*Stated exercise*
Return all lines where the word "sobre" can be found.
::: Data extract :::
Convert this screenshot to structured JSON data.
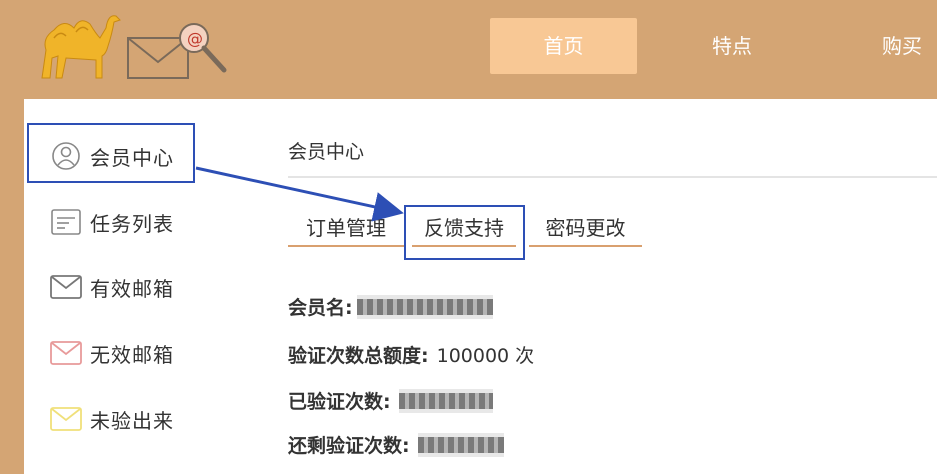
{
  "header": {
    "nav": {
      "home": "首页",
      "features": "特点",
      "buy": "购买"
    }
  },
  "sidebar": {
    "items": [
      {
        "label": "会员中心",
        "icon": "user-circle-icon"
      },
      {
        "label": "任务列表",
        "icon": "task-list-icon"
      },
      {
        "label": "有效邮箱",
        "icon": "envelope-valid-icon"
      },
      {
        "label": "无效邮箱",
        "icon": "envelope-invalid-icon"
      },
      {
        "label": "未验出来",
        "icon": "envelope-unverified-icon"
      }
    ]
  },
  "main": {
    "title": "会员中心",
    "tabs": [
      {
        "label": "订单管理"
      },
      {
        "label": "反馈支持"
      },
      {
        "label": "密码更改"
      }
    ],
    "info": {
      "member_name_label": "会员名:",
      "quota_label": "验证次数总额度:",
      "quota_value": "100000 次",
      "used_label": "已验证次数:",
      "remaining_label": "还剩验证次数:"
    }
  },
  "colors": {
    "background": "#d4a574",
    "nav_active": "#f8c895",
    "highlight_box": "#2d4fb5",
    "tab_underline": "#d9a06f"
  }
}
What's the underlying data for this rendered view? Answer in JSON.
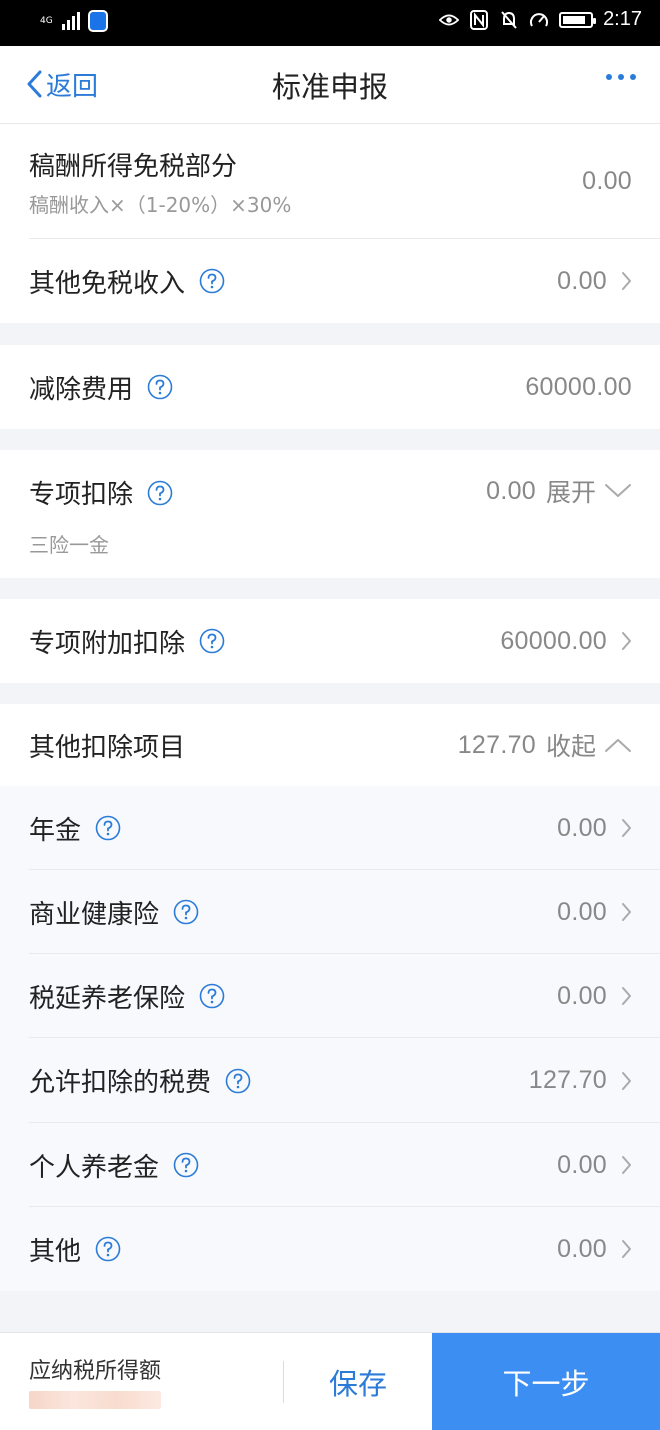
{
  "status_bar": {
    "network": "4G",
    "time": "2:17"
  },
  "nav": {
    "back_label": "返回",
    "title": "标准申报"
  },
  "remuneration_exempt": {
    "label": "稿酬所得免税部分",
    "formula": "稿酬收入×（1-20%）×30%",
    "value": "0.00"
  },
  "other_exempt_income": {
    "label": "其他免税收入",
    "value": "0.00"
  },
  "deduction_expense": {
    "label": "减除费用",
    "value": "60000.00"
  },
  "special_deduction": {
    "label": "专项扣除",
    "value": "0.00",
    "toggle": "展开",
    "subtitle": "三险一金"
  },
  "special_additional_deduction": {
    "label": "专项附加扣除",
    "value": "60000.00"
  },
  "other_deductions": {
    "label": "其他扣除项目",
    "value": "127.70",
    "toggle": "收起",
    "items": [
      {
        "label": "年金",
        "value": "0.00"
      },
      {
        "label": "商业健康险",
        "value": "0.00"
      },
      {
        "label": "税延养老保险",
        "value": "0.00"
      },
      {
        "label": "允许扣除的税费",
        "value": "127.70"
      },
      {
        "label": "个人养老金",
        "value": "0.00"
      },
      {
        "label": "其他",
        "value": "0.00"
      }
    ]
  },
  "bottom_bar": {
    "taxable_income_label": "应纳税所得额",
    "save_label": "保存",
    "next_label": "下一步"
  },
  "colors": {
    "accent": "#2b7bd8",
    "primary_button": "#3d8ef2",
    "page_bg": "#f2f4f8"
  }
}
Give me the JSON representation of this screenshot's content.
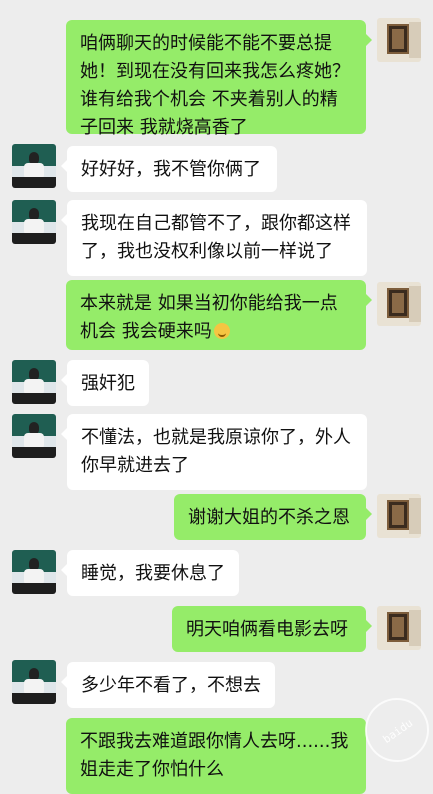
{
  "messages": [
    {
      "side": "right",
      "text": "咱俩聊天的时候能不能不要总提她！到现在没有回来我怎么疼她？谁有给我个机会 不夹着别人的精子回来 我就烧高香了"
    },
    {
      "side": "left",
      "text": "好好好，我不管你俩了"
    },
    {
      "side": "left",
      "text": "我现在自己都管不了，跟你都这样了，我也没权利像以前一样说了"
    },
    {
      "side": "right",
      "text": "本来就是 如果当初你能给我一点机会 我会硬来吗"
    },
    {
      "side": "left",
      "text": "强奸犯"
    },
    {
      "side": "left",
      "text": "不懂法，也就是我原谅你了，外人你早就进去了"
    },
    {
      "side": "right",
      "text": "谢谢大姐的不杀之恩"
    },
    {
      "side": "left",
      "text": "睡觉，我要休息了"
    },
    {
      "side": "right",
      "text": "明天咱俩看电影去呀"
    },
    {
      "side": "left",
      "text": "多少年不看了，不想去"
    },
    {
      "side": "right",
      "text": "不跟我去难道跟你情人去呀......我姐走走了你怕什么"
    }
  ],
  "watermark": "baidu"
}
:::
::: Data extract :::
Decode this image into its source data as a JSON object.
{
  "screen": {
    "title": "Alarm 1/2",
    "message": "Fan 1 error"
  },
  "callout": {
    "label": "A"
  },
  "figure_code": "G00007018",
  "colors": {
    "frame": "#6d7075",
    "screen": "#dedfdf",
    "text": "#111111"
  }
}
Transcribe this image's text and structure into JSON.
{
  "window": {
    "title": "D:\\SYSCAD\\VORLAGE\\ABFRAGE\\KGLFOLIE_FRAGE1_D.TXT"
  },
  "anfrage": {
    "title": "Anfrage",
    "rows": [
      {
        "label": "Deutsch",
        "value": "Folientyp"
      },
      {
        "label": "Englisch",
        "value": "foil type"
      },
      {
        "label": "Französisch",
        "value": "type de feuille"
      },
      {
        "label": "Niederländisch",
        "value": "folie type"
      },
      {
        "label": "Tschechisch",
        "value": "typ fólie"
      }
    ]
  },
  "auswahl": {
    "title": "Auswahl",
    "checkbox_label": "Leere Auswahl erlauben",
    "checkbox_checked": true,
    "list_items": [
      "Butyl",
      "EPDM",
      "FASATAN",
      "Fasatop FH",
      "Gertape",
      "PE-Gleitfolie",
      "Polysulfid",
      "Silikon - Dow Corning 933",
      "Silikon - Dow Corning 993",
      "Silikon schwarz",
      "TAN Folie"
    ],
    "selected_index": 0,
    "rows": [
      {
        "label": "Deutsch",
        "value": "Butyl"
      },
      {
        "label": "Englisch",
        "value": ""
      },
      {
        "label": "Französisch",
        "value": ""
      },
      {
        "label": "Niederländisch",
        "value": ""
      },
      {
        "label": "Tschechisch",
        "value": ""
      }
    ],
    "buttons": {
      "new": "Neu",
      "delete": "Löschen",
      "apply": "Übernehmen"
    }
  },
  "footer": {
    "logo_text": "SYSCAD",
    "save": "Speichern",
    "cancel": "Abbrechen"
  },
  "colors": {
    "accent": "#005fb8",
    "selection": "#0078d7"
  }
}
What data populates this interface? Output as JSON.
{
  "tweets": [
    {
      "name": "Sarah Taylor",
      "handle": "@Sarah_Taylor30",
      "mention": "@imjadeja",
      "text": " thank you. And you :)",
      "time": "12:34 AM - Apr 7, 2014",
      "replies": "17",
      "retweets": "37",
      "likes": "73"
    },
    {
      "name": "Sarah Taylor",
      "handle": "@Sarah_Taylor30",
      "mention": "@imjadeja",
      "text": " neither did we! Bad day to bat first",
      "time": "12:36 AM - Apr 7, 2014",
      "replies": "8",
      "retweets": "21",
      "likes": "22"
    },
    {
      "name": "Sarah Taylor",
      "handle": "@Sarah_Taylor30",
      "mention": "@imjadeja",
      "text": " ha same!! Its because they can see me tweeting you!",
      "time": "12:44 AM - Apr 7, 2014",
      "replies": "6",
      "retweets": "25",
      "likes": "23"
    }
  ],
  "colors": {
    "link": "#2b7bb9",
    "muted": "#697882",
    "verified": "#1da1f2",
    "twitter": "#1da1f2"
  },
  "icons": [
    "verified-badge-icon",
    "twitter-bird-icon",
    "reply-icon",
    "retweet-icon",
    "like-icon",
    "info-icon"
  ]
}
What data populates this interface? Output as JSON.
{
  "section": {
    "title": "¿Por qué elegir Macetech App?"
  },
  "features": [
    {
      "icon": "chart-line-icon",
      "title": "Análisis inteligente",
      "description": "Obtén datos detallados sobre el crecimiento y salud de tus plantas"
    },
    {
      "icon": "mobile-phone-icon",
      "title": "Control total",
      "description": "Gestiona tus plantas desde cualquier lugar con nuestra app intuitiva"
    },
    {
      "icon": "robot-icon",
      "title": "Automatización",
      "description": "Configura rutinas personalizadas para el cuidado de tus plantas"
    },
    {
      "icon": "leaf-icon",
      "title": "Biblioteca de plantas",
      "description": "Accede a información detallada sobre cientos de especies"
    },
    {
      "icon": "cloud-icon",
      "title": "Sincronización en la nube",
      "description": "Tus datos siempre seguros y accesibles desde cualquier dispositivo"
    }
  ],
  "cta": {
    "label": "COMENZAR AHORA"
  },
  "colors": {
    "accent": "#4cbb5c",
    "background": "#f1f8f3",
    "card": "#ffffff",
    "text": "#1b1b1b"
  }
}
:::
::: Data extract :::
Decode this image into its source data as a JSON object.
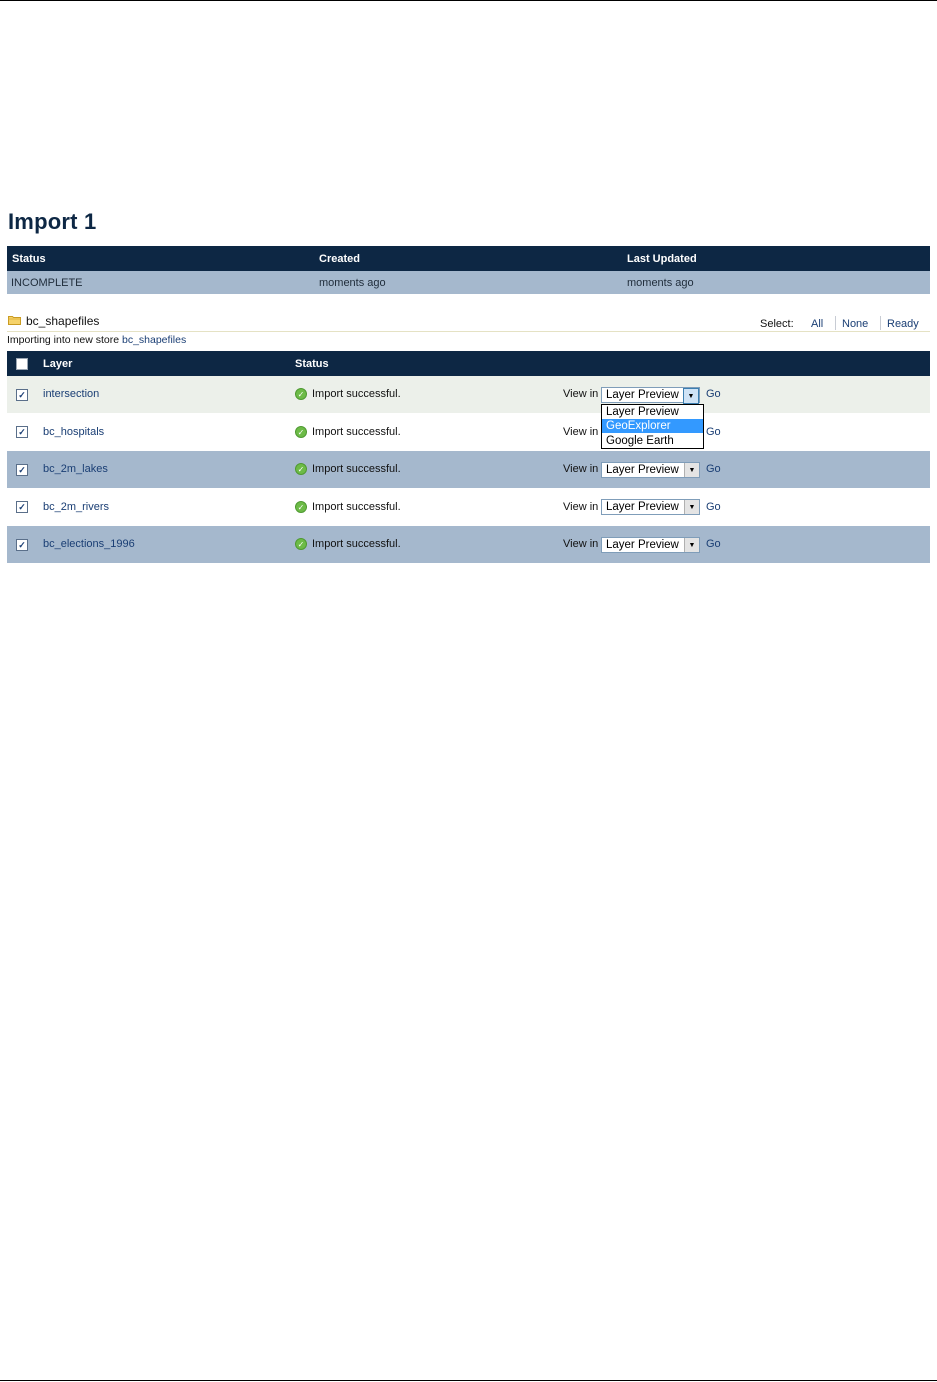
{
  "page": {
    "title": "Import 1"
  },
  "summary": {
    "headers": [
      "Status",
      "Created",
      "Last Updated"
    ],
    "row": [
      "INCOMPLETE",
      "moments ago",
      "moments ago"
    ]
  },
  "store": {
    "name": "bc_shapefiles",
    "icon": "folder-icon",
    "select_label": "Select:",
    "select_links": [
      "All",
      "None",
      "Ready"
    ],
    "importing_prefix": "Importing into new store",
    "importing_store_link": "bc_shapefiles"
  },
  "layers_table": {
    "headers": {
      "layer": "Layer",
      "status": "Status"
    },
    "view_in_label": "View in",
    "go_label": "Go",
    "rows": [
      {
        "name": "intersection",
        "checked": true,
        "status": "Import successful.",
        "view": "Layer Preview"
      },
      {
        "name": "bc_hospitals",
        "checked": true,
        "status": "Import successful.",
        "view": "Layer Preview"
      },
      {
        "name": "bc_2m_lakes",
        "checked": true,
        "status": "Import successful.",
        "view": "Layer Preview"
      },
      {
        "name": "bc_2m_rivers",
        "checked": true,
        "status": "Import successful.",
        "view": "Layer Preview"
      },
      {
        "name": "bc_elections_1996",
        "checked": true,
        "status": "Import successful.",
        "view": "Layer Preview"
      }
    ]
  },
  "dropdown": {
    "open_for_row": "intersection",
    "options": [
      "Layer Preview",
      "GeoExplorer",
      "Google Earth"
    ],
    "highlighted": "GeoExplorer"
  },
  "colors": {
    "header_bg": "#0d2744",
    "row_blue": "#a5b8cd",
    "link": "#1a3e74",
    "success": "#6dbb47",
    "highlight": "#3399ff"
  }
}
:::
*Final result*
      "description": "Obtén datos detallados sobre el crecimiento y salud de tus plantas"
      "description": "Accede a información detallada sobre cientos de especies"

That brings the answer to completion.